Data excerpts
^^^^

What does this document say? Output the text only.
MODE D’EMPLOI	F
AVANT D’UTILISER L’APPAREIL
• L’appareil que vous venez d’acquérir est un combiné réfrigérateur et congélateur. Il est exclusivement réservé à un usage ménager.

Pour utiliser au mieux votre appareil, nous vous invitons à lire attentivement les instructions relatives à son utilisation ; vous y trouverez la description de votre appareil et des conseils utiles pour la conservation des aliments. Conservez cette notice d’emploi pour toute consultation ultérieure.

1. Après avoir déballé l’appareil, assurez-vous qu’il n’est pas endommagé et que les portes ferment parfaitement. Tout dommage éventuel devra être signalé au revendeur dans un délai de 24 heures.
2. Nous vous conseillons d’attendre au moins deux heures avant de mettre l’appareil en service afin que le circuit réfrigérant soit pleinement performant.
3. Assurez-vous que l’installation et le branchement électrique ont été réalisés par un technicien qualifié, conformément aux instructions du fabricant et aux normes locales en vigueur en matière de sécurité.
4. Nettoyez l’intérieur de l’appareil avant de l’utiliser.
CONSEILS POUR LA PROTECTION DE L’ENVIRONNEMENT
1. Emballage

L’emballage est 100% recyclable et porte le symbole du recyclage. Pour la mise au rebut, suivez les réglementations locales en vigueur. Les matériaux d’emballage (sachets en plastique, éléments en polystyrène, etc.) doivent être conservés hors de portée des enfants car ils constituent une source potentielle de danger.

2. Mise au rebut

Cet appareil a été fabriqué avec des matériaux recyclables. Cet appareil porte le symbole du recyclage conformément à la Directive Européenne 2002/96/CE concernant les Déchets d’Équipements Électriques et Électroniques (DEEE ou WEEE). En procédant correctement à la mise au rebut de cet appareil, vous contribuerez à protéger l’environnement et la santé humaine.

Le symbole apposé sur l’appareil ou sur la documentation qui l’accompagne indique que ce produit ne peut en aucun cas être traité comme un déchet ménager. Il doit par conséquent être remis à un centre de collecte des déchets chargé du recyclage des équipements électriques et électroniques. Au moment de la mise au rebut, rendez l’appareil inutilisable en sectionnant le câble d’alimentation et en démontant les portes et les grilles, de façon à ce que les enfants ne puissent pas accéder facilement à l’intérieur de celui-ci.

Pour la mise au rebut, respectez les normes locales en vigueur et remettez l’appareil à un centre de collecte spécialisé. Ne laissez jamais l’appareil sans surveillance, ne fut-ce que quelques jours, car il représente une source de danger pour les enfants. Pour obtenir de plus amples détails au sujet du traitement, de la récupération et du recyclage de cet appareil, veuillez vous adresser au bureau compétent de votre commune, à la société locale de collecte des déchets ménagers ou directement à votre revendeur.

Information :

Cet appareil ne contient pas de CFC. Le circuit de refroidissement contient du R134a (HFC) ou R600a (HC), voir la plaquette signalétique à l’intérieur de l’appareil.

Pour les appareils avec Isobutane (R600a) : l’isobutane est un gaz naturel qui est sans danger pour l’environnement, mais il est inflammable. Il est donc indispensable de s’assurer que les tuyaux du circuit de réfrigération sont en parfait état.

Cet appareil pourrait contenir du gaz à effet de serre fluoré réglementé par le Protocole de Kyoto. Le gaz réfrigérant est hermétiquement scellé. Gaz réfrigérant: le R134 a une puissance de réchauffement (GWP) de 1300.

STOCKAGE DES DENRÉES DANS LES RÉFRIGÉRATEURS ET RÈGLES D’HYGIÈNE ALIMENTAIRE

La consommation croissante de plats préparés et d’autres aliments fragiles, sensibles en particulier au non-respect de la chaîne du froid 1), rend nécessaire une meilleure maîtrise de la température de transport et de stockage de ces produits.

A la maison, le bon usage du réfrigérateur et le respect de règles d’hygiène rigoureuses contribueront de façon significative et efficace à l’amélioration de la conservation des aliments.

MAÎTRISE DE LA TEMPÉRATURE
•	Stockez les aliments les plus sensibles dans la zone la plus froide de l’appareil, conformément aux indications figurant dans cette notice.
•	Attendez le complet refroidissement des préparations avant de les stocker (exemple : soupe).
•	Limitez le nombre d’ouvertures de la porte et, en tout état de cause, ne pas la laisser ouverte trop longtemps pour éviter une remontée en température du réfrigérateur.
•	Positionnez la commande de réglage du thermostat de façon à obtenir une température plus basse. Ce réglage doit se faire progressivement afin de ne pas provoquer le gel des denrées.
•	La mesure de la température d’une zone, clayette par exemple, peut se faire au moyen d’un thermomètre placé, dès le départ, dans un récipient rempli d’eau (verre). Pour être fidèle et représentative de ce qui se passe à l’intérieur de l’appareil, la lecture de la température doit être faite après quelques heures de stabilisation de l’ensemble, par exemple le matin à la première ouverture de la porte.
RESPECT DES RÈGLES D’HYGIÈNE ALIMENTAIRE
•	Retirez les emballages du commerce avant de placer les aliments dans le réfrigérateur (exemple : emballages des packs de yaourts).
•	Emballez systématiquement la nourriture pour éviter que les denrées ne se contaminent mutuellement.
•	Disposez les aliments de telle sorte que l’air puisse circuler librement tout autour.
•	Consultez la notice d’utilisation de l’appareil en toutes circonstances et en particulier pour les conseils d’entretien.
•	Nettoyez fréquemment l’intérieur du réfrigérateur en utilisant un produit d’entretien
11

^^^^

## WRITTEN INSTRUCTION
All of the lines above must be returned exactly.

## COMPLETED EXERCISE
What does this document say? Output the text only.
MODE D’EMPLOI	F
AVANT D’UTILISER L’APPAREIL
• L’appareil que vous venez d’acquérir est un combiné réfrigérateur et congélateur. Il est exclusivement réservé à un usage ménager.

Pour utiliser au mieux votre appareil, nous vous invitons à lire attentivement les instructions relatives à son utilisation ; vous y trouverez la description de votre appareil et des conseils utiles pour la conservation des aliments. Conservez cette notice d’emploi pour toute consultation ultérieure.

1. Après avoir déballé l’appareil, assurez-vous qu’il n’est pas endommagé et que les portes ferment parfaitement. Tout dommage éventuel devra être signalé au revendeur dans un délai de 24 heures.
2. Nous vous conseillons d’attendre au moins deux heures avant de mettre l’appareil en service afin que le circuit réfrigérant soit pleinement performant.
3. Assurez-vous que l’installation et le branchement électrique ont été réalisés par un technicien qualifié, conformément aux instructions du fabricant et aux normes locales en vigueur en matière de sécurité.
4. Nettoyez l’intérieur de l’appareil avant de l’utiliser.
CONSEILS POUR LA PROTECTION DE L’ENVIRONNEMENT
1. Emballage

L’emballage est 100% recyclable et porte le symbole du recyclage. Pour la mise au rebut, suivez les réglementations locales en vigueur. Les matériaux d’emballage (sachets en plastique, éléments en polystyrène, etc.) doivent être conservés hors de portée des enfants car ils constituent une source potentielle de danger.

2. Mise au rebut

Cet appareil a été fabriqué avec des matériaux recyclables. Cet appareil porte le symbole du recyclage conformément à la Directive Européenne 2002/96/CE concernant les Déchets d’Équipements Électriques et Électroniques (DEEE ou WEEE). En procédant correctement à la mise au rebut de cet appareil, vous contribuerez à protéger l’environnement et la santé humaine.

Le symbole apposé sur l’appareil ou sur la documentation qui l’accompagne indique que ce produit ne peut en aucun cas être traité comme un déchet ménager. Il doit par conséquent être remis à un centre de collecte des déchets chargé du recyclage des équipements électriques et électroniques. Au moment de la mise au rebut, rendez l’appareil inutilisable en sectionnant le câble d’alimentation et en démontant les portes et les grilles, de façon à ce que les enfants ne puissent pas accéder facilement à l’intérieur de celui-ci.

Pour la mise au rebut, respectez les normes locales en vigueur et remettez l’appareil à un centre de collecte spécialisé. Ne laissez jamais l’appareil sans surveillance, ne fut-ce que quelques jours, car il représente une source de danger pour les enfants. Pour obtenir de plus amples détails au sujet du traitement, de la récupération et du recyclage de cet appareil, veuillez vous adresser au bureau compétent de votre commune, à la société locale de collecte des déchets ménagers ou directement à votre revendeur.

Information :

Cet appareil ne contient pas de CFC. Le circuit de refroidissement contient du R134a (HFC) ou R600a (HC), voir la plaquette signalétique à l’intérieur de l’appareil.

Pour les appareils avec Isobutane (R600a) : l’isobutane est un gaz naturel qui est sans danger pour l’environnement, mais il est inflammable. Il est donc indispensable de s’assurer que les tuyaux du circuit de réfrigération sont en parfait état.

Cet appareil pourrait contenir du gaz à effet de serre fluoré réglementé par le Protocole de Kyoto. Le gaz réfrigérant est hermétiquement scellé. Gaz réfrigérant: le R134 a une puissance de réchauffement (GWP) de 1300.

STOCKAGE DES DENRÉES DANS LES RÉFRIGÉRATEURS ET RÈGLES D’HYGIÈNE ALIMENTAIRE

La consommation croissante de plats préparés et d’autres aliments fragiles, sensibles en particulier au non-respect de la chaîne du froid 1), rend nécessaire une meilleure maîtrise de la température de transport et de stockage de ces produits.

A la maison, le bon usage du réfrigérateur et le respect de règles d’hygiène rigoureuses contribueront de façon significative et efficace à l’amélioration de la conservation des aliments.

MAÎTRISE DE LA TEMPÉRATURE
•	Stockez les aliments les plus sensibles dans la zone la plus froide de l’appareil, conformément aux indications figurant dans cette notice.
•	Attendez le complet refroidissement des préparations avant de les stocker (exemple : soupe).
•	Limitez le nombre d’ouvertures de la porte et, en tout état de cause, ne pas la laisser ouverte trop longtemps pour éviter une remontée en température du réfrigérateur.
•	Positionnez la commande de réglage du thermostat de façon à obtenir une température plus basse. Ce réglage doit se faire progressivement afin de ne pas provoquer le gel des denrées.
•	La mesure de la température d’une zone, clayette par exemple, peut se faire au moyen d’un thermomètre placé, dès le départ, dans un récipient rempli d’eau (verre). Pour être fidèle et représentative de ce qui se passe à l’intérieur de l’appareil, la lecture de la température doit être faite après quelques heures de stabilisation de l’ensemble, par exemple le matin à la première ouverture de la porte.
RESPECT DES RÈGLES D’HYGIÈNE ALIMENTAIRE
•	Retirez les emballages du commerce avant de placer les aliments dans le réfrigérateur (exemple : emballages des packs de yaourts).
•	Emballez systématiquement la nourriture pour éviter que les denrées ne se contaminent mutuellement.
•	Disposez les aliments de telle sorte que l’air puisse circuler librement tout autour.
•	Consultez la notice d’utilisation de l’appareil en toutes circonstances et en particulier pour les conseils d’entretien.
•	Nettoyez fréquemment l’intérieur du réfrigérateur en utilisant un produit d’entretien
11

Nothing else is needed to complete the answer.